--- Start SUPPLIED DATA ---
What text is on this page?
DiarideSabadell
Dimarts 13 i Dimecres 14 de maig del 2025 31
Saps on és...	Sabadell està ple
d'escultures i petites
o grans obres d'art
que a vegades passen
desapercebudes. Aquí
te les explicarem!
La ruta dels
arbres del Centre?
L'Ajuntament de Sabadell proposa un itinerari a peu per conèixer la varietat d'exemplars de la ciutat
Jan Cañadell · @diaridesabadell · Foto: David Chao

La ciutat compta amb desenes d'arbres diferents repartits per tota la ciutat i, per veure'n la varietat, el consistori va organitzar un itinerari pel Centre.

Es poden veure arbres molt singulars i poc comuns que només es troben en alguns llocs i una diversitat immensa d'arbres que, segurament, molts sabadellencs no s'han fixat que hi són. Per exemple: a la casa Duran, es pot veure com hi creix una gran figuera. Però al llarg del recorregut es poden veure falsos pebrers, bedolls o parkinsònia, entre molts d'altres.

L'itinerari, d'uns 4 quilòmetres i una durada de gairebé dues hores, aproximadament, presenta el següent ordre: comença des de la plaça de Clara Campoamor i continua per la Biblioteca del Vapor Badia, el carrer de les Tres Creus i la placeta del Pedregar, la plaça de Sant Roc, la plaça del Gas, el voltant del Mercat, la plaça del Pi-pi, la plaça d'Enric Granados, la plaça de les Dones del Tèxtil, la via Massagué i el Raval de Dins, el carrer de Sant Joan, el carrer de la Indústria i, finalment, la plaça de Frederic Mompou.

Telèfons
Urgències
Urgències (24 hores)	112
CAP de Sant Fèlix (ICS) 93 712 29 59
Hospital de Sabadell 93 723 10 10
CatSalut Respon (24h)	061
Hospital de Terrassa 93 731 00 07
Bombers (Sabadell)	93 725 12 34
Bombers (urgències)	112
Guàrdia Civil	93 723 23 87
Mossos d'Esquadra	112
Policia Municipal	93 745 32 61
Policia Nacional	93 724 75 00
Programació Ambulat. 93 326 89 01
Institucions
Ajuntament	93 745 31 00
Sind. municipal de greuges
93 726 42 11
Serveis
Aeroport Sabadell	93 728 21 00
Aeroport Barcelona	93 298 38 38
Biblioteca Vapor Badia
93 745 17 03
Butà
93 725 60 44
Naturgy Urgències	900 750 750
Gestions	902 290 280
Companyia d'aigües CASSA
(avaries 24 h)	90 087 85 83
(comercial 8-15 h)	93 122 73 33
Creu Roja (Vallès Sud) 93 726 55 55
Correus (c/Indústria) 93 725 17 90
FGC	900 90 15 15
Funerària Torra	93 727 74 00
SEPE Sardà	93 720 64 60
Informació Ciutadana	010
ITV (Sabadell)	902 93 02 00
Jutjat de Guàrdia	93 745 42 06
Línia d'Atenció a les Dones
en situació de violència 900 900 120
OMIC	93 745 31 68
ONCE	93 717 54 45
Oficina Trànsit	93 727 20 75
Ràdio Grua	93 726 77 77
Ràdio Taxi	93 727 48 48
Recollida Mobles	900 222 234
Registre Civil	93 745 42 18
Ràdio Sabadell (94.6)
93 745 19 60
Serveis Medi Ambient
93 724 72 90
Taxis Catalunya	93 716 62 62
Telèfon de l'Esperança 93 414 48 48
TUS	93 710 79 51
--- End SUPPLIED DATA ---
● **SET EXERCISE**: Write out the material exactly as given.

● **SOLUTION TO THIS EXERCISE**:
What text is on this page?
DiarideSabadell
Dimarts 13 i Dimecres 14 de maig del 2025 31
Saps on és...	Sabadell està ple
d'escultures i petites
o grans obres d'art
que a vegades passen
desapercebudes. Aquí
te les explicarem!
La ruta dels
arbres del Centre?
L'Ajuntament de Sabadell proposa un itinerari a peu per conèixer la varietat d'exemplars de la ciutat
Jan Cañadell · @diaridesabadell · Foto: David Chao

La ciutat compta amb desenes d'arbres diferents repartits per tota la ciutat i, per veure'n la varietat, el consistori va organitzar un itinerari pel Centre.

Es poden veure arbres molt singulars i poc comuns que només es troben en alguns llocs i una diversitat immensa d'arbres que, segurament, molts sabadellencs no s'han fixat que hi són. Per exemple: a la casa Duran, es pot veure com hi creix una gran figuera. Però al llarg del recorregut es poden veure falsos pebrers, bedolls o parkinsònia, entre molts d'altres.

L'itinerari, d'uns 4 quilòmetres i una durada de gairebé dues hores, aproximadament, presenta el següent ordre: comença des de la plaça de Clara Campoamor i continua per la Biblioteca del Vapor Badia, el carrer de les Tres Creus i la placeta del Pedregar, la plaça de Sant Roc, la plaça del Gas, el voltant del Mercat, la plaça del Pi-pi, la plaça d'Enric Granados, la plaça de les Dones del Tèxtil, la via Massagué i el Raval de Dins, el carrer de Sant Joan, el carrer de la Indústria i, finalment, la plaça de Frederic Mompou.

Telèfons
Urgències
Urgències (24 hores)	112
CAP de Sant Fèlix (ICS) 93 712 29 59
Hospital de Sabadell 93 723 10 10
CatSalut Respon (24h)	061
Hospital de Terrassa 93 731 00 07
Bombers (Sabadell)	93 725 12 34
Bombers (urgències)	112
Guàrdia Civil	93 723 23 87
Mossos d'Esquadra	112
Policia Municipal	93 745 32 61
Policia Nacional	93 724 75 00
Programació Ambulat. 93 326 89 01
Institucions
Ajuntament	93 745 31 00
Sind. municipal de greuges
93 726 42 11
Serveis
Aeroport Sabadell	93 728 21 00
Aeroport Barcelona	93 298 38 38
Biblioteca Vapor Badia
93 745 17 03
Butà
93 725 60 44
Naturgy Urgències	900 750 750
Gestions	902 290 280
Companyia d'aigües CASSA
(avaries 24 h)	90 087 85 83
(comercial 8-15 h)	93 122 73 33
Creu Roja (Vallès Sud) 93 726 55 55
Correus (c/Indústria) 93 725 17 90
FGC	900 90 15 15
Funerària Torra	93 727 74 00
SEPE Sardà	93 720 64 60
Informació Ciutadana	010
ITV (Sabadell)	902 93 02 00
Jutjat de Guàrdia	93 745 42 06
Línia d'Atenció a les Dones
en situació de violència 900 900 120
OMIC	93 745 31 68
ONCE	93 717 54 45
Oficina Trànsit	93 727 20 75
Ràdio Grua	93 726 77 77
Ràdio Taxi	93 727 48 48
Recollida Mobles	900 222 234
Registre Civil	93 745 42 18
Ràdio Sabadell (94.6)
93 745 19 60
Serveis Medi Ambient
93 724 72 90
Taxis Catalunya	93 716 62 62
Telèfon de l'Esperança 93 414 48 48
TUS	93 710 79 51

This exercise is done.